● **REQUIRED TASK**:
Pick out the lines below that contain the string "Password" and copy them all.

● **RAW RECORDS**:
▼

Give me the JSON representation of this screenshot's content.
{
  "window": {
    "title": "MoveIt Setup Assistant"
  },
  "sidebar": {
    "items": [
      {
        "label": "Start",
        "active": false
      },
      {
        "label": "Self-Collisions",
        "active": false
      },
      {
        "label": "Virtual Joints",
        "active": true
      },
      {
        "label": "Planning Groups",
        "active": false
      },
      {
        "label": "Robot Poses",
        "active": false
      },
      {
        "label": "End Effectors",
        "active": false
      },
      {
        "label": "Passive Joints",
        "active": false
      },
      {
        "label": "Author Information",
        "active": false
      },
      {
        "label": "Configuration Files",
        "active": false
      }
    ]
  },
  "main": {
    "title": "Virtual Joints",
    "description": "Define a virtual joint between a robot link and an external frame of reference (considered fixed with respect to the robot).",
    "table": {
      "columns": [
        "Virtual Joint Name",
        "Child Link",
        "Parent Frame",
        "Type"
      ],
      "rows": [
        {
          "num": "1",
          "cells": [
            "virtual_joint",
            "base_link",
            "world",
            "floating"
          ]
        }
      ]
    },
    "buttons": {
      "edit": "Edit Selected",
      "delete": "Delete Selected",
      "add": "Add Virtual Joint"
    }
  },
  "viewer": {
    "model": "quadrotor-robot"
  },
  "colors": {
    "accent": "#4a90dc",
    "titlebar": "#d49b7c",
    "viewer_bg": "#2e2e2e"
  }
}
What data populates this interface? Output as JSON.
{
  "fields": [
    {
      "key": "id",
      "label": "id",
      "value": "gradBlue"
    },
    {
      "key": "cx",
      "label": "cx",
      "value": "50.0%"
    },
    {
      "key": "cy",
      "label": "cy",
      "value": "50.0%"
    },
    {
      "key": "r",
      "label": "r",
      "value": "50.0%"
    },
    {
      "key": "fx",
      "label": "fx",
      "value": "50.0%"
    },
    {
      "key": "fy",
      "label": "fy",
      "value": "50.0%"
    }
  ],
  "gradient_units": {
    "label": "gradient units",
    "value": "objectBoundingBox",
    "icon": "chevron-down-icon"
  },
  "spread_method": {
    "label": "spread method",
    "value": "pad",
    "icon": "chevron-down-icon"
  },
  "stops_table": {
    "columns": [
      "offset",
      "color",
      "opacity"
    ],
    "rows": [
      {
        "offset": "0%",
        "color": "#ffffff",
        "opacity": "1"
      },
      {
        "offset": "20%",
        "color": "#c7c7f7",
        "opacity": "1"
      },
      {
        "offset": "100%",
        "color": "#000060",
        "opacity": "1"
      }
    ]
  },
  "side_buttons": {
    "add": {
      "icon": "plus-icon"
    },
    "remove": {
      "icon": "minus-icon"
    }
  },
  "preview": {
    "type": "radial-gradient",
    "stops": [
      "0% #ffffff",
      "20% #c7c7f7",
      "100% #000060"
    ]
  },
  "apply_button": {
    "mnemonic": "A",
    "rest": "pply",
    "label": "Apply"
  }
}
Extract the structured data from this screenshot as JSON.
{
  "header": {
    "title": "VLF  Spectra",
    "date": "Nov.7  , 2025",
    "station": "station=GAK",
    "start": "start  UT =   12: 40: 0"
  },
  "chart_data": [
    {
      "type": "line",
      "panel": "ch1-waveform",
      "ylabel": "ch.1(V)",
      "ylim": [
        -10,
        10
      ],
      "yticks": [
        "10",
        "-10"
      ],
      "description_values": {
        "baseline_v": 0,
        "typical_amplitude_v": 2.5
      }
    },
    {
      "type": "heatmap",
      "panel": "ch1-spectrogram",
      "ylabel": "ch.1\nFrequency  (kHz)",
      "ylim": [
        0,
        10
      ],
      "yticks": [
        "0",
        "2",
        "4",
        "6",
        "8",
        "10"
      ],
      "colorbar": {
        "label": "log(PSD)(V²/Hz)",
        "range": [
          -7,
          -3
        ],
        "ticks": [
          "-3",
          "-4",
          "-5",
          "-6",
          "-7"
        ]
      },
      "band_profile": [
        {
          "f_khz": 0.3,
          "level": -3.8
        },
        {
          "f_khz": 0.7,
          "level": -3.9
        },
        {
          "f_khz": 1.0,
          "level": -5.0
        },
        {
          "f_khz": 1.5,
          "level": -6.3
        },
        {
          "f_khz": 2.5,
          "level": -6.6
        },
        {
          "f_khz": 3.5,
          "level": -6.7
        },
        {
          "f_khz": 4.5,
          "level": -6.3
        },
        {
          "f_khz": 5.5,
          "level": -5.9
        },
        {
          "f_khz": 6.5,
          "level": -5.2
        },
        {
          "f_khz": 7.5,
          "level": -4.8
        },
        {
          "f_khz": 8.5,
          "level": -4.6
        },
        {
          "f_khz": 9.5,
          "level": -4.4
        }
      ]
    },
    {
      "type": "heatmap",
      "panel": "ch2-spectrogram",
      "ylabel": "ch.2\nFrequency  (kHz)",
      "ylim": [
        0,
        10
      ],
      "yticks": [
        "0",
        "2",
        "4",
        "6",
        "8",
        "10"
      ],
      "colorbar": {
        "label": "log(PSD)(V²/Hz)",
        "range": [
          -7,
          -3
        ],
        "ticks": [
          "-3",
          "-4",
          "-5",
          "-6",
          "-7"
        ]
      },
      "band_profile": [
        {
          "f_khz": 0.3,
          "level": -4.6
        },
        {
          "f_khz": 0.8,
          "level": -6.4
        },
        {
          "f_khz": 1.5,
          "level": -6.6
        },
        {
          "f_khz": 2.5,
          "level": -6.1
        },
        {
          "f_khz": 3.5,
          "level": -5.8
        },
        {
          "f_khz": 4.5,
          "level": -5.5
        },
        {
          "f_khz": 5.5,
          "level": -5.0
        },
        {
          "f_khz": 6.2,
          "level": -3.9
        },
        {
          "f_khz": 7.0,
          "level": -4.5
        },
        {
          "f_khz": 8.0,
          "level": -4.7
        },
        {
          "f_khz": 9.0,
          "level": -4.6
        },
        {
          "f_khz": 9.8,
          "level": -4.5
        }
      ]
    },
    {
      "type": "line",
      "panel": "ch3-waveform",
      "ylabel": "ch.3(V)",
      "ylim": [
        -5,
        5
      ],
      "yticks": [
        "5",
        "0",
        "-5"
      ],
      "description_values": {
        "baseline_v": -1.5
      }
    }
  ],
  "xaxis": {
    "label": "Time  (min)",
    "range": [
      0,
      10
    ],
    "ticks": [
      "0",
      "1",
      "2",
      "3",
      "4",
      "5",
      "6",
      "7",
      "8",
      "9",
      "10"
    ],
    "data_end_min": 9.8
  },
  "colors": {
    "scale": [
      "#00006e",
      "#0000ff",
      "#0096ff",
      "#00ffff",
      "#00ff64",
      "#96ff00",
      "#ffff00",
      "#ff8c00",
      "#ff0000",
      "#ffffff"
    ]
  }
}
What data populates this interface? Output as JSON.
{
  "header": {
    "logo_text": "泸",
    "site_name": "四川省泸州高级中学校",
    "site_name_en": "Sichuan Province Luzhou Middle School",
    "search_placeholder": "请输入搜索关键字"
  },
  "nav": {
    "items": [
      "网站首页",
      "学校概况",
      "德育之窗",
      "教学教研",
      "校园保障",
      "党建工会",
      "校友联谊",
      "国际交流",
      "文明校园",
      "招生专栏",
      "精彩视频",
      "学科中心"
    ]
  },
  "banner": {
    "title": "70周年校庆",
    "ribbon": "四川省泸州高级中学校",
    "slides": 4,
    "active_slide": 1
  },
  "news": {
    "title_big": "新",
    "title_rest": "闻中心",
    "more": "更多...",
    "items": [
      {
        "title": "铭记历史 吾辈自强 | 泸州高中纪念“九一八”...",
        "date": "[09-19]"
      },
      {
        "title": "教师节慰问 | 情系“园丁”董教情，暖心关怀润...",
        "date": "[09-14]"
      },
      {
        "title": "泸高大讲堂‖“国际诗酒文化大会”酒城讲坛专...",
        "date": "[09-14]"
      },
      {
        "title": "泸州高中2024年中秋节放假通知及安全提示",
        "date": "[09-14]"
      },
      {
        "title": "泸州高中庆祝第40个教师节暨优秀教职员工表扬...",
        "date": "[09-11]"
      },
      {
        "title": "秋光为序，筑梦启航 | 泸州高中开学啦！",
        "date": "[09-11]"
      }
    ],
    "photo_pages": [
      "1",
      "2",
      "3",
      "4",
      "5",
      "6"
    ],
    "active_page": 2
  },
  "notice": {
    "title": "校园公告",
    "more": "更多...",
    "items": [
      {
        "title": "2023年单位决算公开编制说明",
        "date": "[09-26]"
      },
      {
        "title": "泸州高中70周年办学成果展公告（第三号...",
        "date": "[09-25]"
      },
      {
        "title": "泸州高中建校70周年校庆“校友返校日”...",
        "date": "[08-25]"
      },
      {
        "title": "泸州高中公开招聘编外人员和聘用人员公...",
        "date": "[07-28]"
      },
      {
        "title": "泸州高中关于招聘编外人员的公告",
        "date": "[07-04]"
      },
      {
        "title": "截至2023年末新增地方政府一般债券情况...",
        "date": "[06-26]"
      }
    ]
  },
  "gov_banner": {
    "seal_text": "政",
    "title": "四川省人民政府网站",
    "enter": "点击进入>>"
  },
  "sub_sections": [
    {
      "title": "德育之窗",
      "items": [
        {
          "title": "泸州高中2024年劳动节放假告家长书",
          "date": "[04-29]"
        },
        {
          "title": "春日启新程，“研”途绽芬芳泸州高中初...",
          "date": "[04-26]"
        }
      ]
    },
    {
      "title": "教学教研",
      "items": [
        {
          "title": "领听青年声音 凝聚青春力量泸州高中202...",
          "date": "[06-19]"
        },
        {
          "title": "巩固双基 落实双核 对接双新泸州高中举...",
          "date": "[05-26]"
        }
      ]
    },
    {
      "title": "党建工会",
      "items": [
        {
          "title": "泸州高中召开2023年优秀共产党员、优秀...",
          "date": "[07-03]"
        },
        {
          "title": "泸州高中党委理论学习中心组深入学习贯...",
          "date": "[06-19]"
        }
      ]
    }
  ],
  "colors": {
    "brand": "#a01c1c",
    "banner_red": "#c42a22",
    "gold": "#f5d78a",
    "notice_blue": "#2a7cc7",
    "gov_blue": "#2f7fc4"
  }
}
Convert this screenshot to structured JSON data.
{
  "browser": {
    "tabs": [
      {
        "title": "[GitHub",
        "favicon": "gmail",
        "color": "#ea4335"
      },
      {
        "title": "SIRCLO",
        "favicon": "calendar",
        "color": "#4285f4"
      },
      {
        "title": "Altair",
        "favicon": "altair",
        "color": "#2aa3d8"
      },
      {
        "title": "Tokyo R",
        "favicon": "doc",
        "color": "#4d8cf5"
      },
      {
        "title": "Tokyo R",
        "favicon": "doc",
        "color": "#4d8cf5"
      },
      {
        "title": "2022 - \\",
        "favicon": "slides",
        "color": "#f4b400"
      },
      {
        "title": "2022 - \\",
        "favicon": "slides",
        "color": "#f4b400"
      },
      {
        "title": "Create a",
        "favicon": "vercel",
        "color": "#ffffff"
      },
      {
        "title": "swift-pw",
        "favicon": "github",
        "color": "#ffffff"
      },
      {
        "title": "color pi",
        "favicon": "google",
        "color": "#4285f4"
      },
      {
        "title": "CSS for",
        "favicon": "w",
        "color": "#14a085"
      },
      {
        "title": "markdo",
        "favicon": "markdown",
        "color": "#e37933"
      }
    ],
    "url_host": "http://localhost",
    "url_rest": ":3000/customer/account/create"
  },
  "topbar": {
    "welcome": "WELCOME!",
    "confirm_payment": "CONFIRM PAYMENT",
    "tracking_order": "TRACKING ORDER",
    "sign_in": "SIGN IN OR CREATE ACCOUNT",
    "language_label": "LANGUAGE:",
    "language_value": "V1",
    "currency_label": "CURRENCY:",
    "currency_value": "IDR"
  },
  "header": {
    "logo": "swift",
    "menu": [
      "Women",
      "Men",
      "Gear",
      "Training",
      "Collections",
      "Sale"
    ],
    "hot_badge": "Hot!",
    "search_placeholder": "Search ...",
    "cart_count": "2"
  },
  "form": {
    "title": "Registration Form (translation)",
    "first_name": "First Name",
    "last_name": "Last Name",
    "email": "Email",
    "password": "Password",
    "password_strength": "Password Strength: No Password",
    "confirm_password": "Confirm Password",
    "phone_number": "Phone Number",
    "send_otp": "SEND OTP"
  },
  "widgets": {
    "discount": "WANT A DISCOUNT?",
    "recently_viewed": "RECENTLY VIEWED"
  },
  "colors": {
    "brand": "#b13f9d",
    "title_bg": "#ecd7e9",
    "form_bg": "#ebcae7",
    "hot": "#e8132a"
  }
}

▲

● **OUTPUT OF THE TASK**:
    "password": "Password",
    "password_strength": "Password Strength: No Password",
    "confirm_password": "Confirm Password",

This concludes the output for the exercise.